-- start of Task input --

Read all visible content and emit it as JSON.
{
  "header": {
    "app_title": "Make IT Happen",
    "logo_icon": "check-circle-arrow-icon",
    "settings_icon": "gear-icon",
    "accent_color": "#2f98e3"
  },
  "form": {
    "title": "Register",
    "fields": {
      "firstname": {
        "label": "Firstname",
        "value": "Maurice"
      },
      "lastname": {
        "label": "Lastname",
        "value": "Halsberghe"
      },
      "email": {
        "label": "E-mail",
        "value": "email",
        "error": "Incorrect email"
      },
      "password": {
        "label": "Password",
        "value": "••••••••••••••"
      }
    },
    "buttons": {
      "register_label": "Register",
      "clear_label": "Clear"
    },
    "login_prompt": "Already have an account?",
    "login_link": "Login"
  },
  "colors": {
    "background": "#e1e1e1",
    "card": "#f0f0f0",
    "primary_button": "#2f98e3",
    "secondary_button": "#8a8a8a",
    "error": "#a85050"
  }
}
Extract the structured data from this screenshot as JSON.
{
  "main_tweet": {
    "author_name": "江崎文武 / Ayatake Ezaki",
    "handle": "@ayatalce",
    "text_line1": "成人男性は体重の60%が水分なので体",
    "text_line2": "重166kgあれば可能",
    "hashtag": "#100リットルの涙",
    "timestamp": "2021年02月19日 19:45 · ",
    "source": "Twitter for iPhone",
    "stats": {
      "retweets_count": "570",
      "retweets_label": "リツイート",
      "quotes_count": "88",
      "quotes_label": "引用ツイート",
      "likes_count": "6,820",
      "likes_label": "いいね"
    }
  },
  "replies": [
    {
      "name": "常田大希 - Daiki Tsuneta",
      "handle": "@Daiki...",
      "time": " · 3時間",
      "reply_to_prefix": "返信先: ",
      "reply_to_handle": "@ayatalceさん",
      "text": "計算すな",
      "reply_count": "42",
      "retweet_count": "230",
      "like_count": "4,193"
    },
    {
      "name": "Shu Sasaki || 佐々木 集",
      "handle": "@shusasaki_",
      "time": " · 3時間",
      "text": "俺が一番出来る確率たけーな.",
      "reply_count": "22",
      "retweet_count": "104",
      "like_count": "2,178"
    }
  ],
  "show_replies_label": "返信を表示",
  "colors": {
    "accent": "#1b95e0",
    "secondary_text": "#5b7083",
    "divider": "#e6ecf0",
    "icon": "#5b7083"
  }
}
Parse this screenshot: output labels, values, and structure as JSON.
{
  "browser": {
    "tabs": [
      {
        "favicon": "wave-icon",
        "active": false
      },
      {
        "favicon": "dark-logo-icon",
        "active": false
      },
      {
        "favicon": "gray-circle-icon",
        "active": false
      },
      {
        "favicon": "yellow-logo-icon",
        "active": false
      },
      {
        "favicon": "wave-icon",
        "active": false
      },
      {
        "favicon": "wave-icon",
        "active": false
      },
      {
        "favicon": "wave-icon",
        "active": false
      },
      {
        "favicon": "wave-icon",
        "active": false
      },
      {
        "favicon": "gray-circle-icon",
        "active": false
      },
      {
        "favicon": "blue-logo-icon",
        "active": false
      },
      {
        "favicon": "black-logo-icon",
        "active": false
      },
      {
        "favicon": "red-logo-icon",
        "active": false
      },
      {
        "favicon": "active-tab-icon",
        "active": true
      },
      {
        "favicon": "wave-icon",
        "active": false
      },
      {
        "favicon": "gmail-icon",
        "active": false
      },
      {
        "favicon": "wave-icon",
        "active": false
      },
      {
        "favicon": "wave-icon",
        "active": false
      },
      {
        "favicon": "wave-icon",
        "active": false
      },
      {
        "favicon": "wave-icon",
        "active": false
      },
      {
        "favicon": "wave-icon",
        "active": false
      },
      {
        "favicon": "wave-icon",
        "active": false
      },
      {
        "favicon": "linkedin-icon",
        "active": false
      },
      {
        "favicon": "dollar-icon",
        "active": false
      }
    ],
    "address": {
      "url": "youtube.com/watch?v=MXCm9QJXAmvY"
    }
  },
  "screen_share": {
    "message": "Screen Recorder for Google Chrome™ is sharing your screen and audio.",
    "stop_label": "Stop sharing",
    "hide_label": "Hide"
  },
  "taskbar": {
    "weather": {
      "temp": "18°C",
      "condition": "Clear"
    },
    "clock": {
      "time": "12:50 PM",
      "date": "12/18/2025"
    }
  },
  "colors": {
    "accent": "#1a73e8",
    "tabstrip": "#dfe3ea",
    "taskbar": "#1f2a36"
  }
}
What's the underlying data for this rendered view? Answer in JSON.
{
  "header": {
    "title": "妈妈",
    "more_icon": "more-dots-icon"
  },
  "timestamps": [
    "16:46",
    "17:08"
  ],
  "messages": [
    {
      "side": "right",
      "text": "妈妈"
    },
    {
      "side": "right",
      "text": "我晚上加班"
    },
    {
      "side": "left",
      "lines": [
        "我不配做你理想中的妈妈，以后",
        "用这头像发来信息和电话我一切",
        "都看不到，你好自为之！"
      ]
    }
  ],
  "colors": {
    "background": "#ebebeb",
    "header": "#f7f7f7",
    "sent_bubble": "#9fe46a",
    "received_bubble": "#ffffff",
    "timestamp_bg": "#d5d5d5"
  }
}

-- end of Task input --

Your task is to gather every line with the word "error" and copy it.

        "error": "Incorrect email"
    "error": "#a85050"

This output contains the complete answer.